Exercise aim:
Where does the word "stres" occur in the entries below? Copy every line that has it.

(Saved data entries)

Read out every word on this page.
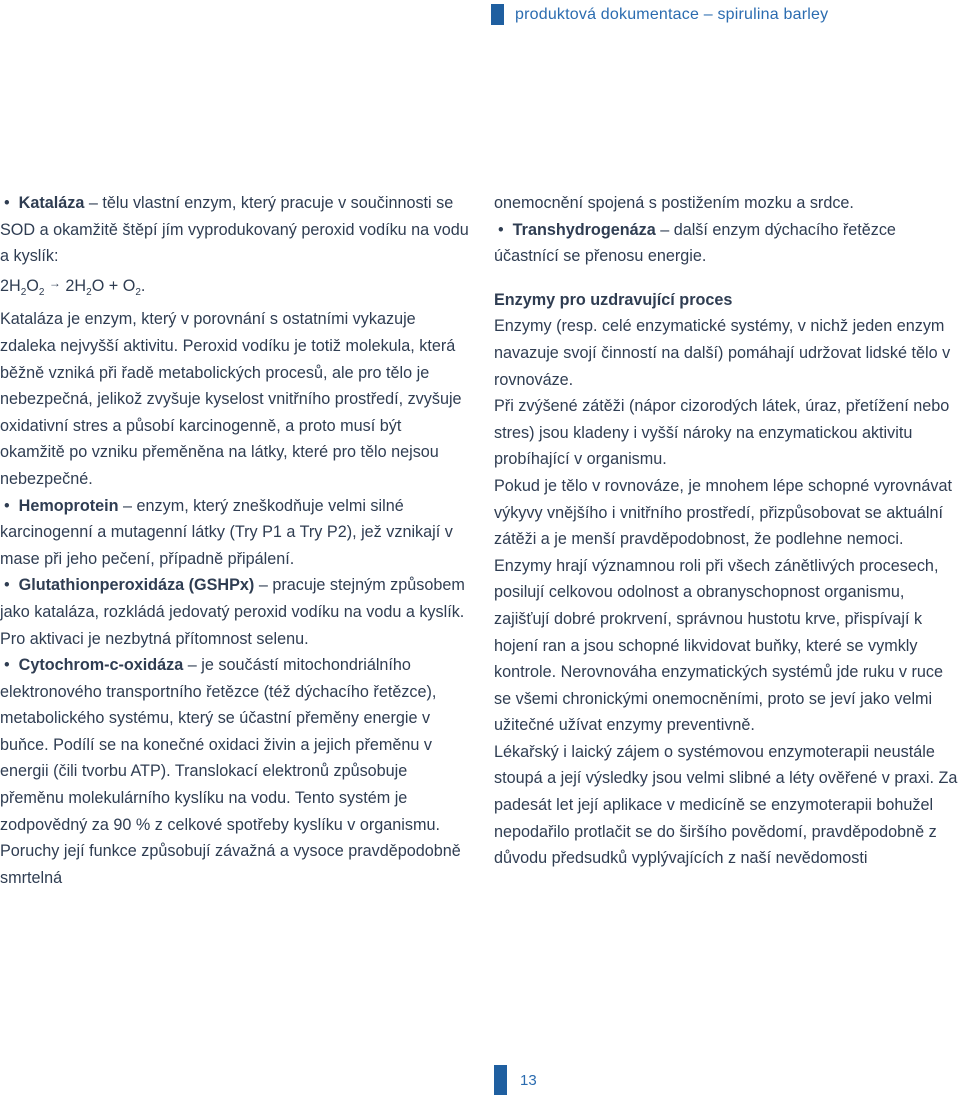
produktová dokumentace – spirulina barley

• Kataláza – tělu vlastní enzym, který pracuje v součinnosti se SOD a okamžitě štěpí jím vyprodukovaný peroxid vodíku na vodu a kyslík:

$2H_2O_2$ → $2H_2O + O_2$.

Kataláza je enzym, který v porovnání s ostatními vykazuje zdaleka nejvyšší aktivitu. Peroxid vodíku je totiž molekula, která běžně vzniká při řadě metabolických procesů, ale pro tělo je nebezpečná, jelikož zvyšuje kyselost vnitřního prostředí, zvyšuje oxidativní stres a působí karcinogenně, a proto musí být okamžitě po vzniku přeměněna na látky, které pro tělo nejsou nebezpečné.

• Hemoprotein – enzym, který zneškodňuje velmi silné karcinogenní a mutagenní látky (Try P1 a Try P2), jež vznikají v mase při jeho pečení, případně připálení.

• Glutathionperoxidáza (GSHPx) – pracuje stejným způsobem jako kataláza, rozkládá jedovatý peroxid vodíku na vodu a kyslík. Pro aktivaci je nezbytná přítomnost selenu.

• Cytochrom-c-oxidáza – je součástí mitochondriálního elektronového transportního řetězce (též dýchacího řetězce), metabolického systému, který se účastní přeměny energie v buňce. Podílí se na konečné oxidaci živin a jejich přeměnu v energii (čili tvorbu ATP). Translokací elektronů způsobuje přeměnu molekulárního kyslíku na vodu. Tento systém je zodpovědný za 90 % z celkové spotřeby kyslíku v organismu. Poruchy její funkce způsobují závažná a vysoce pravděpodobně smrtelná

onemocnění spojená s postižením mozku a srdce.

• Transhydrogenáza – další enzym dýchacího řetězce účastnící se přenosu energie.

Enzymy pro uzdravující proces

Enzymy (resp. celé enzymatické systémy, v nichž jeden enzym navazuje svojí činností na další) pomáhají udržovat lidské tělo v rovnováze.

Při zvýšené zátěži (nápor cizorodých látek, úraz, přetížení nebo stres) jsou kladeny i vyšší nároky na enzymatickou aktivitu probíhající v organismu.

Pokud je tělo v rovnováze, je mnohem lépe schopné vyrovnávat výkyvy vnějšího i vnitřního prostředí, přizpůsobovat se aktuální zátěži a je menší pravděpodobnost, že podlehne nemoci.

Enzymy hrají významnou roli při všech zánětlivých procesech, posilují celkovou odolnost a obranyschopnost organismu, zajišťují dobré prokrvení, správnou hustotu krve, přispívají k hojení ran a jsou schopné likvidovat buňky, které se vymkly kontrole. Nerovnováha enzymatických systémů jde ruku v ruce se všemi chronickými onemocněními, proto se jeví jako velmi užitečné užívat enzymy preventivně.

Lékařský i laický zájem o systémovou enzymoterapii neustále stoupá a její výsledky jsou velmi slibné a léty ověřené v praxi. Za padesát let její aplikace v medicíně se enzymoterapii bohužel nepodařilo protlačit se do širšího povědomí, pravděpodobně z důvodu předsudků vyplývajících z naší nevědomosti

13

Exercise answer:
Kataláza je enzym, který v porovnání s ostatními vykazuje zdaleka nejvyšší aktivitu. Peroxid vodíku je totiž molekula, která běžně vzniká při řadě metabolických procesů, ale pro tělo je nebezpečná, jelikož zvyšuje kyselost vnitřního prostředí, zvyšuje oxidativní stres a působí karcinogenně, a proto musí být okamžitě po vzniku přeměněna na látky, které pro tělo nejsou nebezpečné.
Při zvýšené zátěži (nápor cizorodých látek, úraz, přetížení nebo stres) jsou kladeny i vyšší nároky na enzymatickou aktivitu probíhající v organismu.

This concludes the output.